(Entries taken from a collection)
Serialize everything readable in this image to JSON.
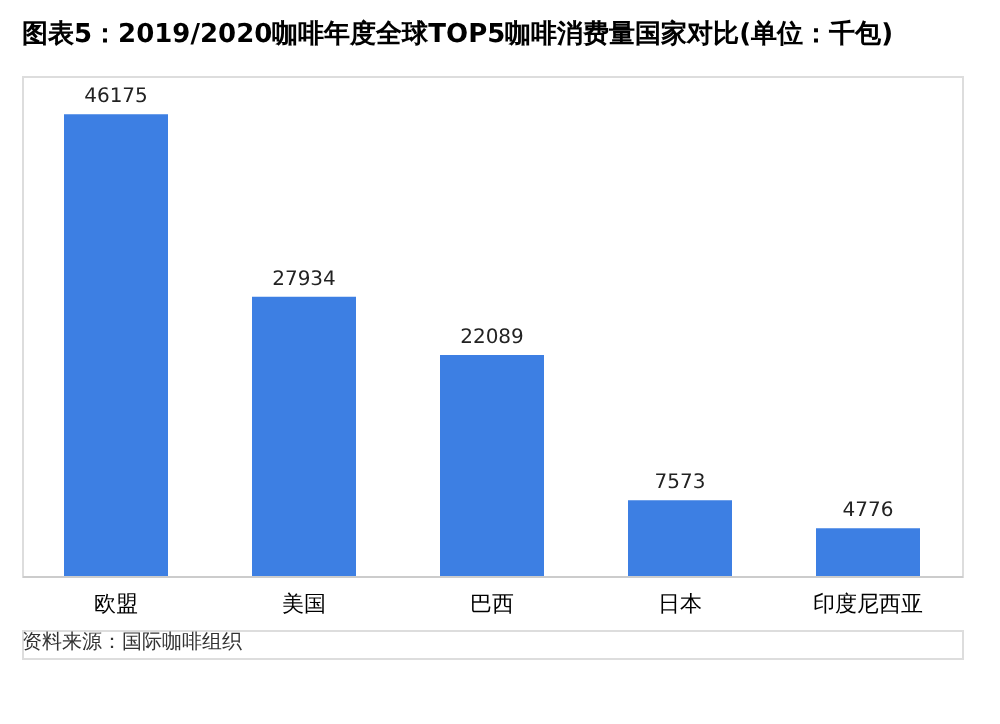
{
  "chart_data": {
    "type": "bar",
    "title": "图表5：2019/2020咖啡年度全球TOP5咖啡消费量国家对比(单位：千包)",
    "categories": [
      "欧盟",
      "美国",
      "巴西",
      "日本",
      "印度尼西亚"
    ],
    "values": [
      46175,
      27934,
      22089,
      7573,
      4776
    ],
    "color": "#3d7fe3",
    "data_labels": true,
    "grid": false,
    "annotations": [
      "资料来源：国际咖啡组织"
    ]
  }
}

What the exercise asks: Give the entries again word for word, but skip the pictures.

Problem solution:
Serialize everything readable in this image to JSON.
{
  "chart_data": {
    "type": "bar",
    "title": "图表5：2019/2020咖啡年度全球TOP5咖啡消费量国家对比(单位：千包)",
    "categories": [
      "欧盟",
      "美国",
      "巴西",
      "日本",
      "印度尼西亚"
    ],
    "values": [
      46175,
      27934,
      22089,
      7573,
      4776
    ],
    "color": "#3d7fe3",
    "data_labels": true,
    "grid": false,
    "annotations": [
      "资料来源：国际咖啡组织"
    ]
  }
}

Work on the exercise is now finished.